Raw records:
* Start *
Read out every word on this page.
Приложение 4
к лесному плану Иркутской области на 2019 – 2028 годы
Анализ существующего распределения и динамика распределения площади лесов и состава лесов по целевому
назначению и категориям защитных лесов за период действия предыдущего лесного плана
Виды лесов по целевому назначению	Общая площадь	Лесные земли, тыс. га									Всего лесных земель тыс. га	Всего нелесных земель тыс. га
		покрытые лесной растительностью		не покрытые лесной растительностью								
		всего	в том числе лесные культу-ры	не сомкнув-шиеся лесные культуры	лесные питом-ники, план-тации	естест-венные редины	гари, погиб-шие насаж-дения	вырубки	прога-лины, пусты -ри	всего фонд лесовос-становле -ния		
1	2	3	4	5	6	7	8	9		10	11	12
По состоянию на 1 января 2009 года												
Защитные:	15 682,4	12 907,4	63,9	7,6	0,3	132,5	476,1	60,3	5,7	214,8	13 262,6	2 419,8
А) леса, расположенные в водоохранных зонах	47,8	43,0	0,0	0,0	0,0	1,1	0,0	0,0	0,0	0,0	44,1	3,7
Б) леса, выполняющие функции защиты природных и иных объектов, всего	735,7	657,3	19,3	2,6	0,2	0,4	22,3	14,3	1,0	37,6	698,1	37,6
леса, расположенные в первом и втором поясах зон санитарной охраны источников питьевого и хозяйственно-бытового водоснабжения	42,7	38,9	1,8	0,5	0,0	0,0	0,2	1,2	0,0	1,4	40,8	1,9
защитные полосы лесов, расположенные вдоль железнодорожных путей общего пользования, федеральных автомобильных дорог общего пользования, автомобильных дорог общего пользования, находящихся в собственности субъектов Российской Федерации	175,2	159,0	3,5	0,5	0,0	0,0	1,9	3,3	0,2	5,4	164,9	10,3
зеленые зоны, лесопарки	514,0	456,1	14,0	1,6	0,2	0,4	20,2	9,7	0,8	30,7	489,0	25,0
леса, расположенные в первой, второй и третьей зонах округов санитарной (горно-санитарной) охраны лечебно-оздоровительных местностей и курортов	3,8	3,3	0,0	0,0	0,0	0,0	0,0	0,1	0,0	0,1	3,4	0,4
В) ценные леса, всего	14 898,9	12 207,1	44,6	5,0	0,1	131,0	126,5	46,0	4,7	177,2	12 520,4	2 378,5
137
* End *
◆ **Task requirements**:
Go over the entries above and say how many lines hold the string "назначению", with no other text.

◆ **Response to this task**:
2